[start Data shown]
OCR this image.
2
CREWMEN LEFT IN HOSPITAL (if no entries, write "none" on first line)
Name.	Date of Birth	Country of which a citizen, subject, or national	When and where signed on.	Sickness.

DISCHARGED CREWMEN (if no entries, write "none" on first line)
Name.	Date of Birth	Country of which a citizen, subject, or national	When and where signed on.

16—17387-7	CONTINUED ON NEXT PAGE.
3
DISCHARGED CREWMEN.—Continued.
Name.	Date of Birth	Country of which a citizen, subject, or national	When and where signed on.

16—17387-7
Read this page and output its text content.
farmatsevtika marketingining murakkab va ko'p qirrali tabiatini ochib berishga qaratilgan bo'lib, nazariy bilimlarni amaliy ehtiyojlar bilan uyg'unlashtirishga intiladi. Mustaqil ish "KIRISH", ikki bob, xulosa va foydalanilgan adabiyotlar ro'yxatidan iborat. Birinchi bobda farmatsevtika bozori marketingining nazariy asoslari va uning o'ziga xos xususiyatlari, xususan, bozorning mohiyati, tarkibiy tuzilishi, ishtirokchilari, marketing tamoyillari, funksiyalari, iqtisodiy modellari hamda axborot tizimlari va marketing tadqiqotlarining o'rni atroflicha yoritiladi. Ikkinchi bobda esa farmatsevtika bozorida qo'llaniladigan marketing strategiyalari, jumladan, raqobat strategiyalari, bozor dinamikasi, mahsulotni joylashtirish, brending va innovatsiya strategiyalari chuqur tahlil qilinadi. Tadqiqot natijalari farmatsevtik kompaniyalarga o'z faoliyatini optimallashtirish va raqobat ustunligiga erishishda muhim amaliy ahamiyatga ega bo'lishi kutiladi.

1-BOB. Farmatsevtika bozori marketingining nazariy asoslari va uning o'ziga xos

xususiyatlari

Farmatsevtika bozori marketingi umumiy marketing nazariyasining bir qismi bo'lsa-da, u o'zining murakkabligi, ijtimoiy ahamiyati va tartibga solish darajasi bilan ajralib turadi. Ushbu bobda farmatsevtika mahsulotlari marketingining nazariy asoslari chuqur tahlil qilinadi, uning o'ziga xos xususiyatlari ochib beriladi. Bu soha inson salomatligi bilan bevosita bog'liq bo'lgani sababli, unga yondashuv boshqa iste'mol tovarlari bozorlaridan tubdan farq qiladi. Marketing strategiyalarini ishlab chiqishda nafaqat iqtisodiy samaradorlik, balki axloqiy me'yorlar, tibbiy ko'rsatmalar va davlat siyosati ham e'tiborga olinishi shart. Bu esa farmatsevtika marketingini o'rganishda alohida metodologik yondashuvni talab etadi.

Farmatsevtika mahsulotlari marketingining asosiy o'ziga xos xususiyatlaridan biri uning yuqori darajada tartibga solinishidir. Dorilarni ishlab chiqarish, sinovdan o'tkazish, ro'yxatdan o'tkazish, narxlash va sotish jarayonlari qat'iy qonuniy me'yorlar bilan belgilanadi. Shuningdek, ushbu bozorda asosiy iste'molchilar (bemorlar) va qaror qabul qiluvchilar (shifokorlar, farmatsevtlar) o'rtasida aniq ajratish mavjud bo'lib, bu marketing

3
[end Data shown]
• _Exercise aim_
Choose all lines containing the string "first" and copy them out.

• _Answer for the task_
CREWMEN LEFT IN HOSPITAL (if no entries, write "none" on first line)
DISCHARGED CREWMEN (if no entries, write "none" on first line)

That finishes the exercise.